Short problem. The records below should be written out again, exactly.

Entries provided.
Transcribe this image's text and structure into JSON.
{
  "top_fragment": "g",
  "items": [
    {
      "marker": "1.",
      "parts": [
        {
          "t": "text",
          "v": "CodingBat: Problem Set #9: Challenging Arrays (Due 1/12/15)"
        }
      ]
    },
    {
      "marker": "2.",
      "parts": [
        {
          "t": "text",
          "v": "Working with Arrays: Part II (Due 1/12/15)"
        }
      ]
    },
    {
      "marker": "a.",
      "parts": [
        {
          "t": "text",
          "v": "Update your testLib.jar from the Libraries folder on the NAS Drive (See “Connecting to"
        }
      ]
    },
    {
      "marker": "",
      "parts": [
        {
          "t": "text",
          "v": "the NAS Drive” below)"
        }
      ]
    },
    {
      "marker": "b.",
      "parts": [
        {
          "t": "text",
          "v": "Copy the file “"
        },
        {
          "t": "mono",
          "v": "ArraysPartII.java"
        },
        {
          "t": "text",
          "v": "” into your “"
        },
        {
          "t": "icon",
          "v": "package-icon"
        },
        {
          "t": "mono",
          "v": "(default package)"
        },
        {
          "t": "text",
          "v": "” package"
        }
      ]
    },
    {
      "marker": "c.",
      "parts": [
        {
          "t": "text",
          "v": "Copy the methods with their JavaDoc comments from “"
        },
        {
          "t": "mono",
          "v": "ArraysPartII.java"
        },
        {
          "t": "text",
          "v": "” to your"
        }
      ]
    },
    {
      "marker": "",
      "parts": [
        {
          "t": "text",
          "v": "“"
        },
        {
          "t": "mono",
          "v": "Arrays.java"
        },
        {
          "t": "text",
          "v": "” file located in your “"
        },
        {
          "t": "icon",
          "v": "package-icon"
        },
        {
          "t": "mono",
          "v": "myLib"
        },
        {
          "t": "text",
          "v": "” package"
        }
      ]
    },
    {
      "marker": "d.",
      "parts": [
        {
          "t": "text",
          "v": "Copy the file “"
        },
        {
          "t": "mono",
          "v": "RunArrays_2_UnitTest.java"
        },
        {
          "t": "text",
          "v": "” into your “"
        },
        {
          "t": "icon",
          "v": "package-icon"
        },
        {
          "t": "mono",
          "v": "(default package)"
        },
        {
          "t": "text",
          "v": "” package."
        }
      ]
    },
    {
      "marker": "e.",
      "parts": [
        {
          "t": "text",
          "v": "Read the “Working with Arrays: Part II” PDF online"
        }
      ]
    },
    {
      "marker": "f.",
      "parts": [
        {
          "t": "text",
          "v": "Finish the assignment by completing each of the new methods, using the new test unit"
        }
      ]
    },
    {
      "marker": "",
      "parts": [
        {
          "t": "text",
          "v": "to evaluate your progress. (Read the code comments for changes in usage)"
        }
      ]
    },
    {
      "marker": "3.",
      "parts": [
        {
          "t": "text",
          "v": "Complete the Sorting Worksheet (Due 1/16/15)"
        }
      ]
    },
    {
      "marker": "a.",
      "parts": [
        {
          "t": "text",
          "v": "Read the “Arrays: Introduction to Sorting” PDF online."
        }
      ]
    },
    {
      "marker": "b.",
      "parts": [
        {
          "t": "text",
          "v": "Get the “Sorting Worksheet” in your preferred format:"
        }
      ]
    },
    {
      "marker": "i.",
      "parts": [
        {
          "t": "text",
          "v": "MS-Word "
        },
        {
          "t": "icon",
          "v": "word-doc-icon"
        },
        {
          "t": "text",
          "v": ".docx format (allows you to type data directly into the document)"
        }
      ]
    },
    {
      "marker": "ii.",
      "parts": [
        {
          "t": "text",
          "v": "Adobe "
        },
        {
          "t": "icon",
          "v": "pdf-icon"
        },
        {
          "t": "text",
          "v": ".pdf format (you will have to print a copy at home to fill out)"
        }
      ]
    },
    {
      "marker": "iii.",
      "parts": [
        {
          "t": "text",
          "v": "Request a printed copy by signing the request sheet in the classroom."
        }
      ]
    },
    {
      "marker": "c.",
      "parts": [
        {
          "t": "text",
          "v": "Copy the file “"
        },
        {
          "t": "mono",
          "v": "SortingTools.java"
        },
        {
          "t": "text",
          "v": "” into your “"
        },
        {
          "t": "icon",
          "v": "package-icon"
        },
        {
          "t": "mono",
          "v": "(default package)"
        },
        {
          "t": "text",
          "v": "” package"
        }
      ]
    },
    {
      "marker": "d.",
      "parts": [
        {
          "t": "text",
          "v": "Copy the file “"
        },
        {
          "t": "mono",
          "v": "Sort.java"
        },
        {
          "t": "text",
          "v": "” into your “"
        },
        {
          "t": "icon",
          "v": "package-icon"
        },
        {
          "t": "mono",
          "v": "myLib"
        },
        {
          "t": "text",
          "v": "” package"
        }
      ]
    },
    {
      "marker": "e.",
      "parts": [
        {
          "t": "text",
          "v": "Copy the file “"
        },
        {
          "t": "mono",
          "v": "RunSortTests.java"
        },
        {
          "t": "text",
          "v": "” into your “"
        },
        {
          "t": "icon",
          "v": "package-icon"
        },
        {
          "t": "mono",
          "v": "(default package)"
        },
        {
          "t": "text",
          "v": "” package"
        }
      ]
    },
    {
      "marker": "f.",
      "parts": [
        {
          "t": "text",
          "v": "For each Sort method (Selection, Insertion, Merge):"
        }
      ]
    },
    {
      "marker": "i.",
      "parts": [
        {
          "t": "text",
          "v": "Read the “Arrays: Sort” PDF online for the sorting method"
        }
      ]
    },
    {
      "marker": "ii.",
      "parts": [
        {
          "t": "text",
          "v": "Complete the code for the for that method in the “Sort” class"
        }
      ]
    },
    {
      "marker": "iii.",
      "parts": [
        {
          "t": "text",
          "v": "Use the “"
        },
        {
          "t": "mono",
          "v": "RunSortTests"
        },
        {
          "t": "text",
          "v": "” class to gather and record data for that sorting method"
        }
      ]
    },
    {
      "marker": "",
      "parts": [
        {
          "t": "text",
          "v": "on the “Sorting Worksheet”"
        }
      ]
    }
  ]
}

Result for this exercise.
Transcribe this image's text and structure into JSON.
{
  "top_fragment": "g",
  "items": [
    {
      "marker": "1.",
      "parts": [
        {
          "t": "text",
          "v": "CodingBat: Problem Set #9: Challenging Arrays (Due 1/12/15)"
        }
      ]
    },
    {
      "marker": "2.",
      "parts": [
        {
          "t": "text",
          "v": "Working with Arrays: Part II (Due 1/12/15)"
        }
      ]
    },
    {
      "marker": "a.",
      "parts": [
        {
          "t": "text",
          "v": "Update your testLib.jar from the Libraries folder on the NAS Drive (See “Connecting to"
        }
      ]
    },
    {
      "marker": "",
      "parts": [
        {
          "t": "text",
          "v": "the NAS Drive” below)"
        }
      ]
    },
    {
      "marker": "b.",
      "parts": [
        {
          "t": "text",
          "v": "Copy the file “"
        },
        {
          "t": "mono",
          "v": "ArraysPartII.java"
        },
        {
          "t": "text",
          "v": "” into your “"
        },
        {
          "t": "icon",
          "v": "package-icon"
        },
        {
          "t": "mono",
          "v": "(default package)"
        },
        {
          "t": "text",
          "v": "” package"
        }
      ]
    },
    {
      "marker": "c.",
      "parts": [
        {
          "t": "text",
          "v": "Copy the methods with their JavaDoc comments from “"
        },
        {
          "t": "mono",
          "v": "ArraysPartII.java"
        },
        {
          "t": "text",
          "v": "” to your"
        }
      ]
    },
    {
      "marker": "",
      "parts": [
        {
          "t": "text",
          "v": "“"
        },
        {
          "t": "mono",
          "v": "Arrays.java"
        },
        {
          "t": "text",
          "v": "” file located in your “"
        },
        {
          "t": "icon",
          "v": "package-icon"
        },
        {
          "t": "mono",
          "v": "myLib"
        },
        {
          "t": "text",
          "v": "” package"
        }
      ]
    },
    {
      "marker": "d.",
      "parts": [
        {
          "t": "text",
          "v": "Copy the file “"
        },
        {
          "t": "mono",
          "v": "RunArrays_2_UnitTest.java"
        },
        {
          "t": "text",
          "v": "” into your “"
        },
        {
          "t": "icon",
          "v": "package-icon"
        },
        {
          "t": "mono",
          "v": "(default package)"
        },
        {
          "t": "text",
          "v": "” package."
        }
      ]
    },
    {
      "marker": "e.",
      "parts": [
        {
          "t": "text",
          "v": "Read the “Working with Arrays: Part II” PDF online"
        }
      ]
    },
    {
      "marker": "f.",
      "parts": [
        {
          "t": "text",
          "v": "Finish the assignment by completing each of the new methods, using the new test unit"
        }
      ]
    },
    {
      "marker": "",
      "parts": [
        {
          "t": "text",
          "v": "to evaluate your progress. (Read the code comments for changes in usage)"
        }
      ]
    },
    {
      "marker": "3.",
      "parts": [
        {
          "t": "text",
          "v": "Complete the Sorting Worksheet (Due 1/16/15)"
        }
      ]
    },
    {
      "marker": "a.",
      "parts": [
        {
          "t": "text",
          "v": "Read the “Arrays: Introduction to Sorting” PDF online."
        }
      ]
    },
    {
      "marker": "b.",
      "parts": [
        {
          "t": "text",
          "v": "Get the “Sorting Worksheet” in your preferred format:"
        }
      ]
    },
    {
      "marker": "i.",
      "parts": [
        {
          "t": "text",
          "v": "MS-Word "
        },
        {
          "t": "icon",
          "v": "word-doc-icon"
        },
        {
          "t": "text",
          "v": ".docx format (allows you to type data directly into the document)"
        }
      ]
    },
    {
      "marker": "ii.",
      "parts": [
        {
          "t": "text",
          "v": "Adobe "
        },
        {
          "t": "icon",
          "v": "pdf-icon"
        },
        {
          "t": "text",
          "v": ".pdf format (you will have to print a copy at home to fill out)"
        }
      ]
    },
    {
      "marker": "iii.",
      "parts": [
        {
          "t": "text",
          "v": "Request a printed copy by signing the request sheet in the classroom."
        }
      ]
    },
    {
      "marker": "c.",
      "parts": [
        {
          "t": "text",
          "v": "Copy the file “"
        },
        {
          "t": "mono",
          "v": "SortingTools.java"
        },
        {
          "t": "text",
          "v": "” into your “"
        },
        {
          "t": "icon",
          "v": "package-icon"
        },
        {
          "t": "mono",
          "v": "(default package)"
        },
        {
          "t": "text",
          "v": "” package"
        }
      ]
    },
    {
      "marker": "d.",
      "parts": [
        {
          "t": "text",
          "v": "Copy the file “"
        },
        {
          "t": "mono",
          "v": "Sort.java"
        },
        {
          "t": "text",
          "v": "” into your “"
        },
        {
          "t": "icon",
          "v": "package-icon"
        },
        {
          "t": "mono",
          "v": "myLib"
        },
        {
          "t": "text",
          "v": "” package"
        }
      ]
    },
    {
      "marker": "e.",
      "parts": [
        {
          "t": "text",
          "v": "Copy the file “"
        },
        {
          "t": "mono",
          "v": "RunSortTests.java"
        },
        {
          "t": "text",
          "v": "” into your “"
        },
        {
          "t": "icon",
          "v": "package-icon"
        },
        {
          "t": "mono",
          "v": "(default package)"
        },
        {
          "t": "text",
          "v": "” package"
        }
      ]
    },
    {
      "marker": "f.",
      "parts": [
        {
          "t": "text",
          "v": "For each Sort method (Selection, Insertion, Merge):"
        }
      ]
    },
    {
      "marker": "i.",
      "parts": [
        {
          "t": "text",
          "v": "Read the “Arrays: Sort” PDF online for the sorting method"
        }
      ]
    },
    {
      "marker": "ii.",
      "parts": [
        {
          "t": "text",
          "v": "Complete the code for the for that method in the “Sort” class"
        }
      ]
    },
    {
      "marker": "iii.",
      "parts": [
        {
          "t": "text",
          "v": "Use the “"
        },
        {
          "t": "mono",
          "v": "RunSortTests"
        },
        {
          "t": "text",
          "v": "” class to gather and record data for that sorting method"
        }
      ]
    },
    {
      "marker": "",
      "parts": [
        {
          "t": "text",
          "v": "on the “Sorting Worksheet”"
        }
      ]
    }
  ]
}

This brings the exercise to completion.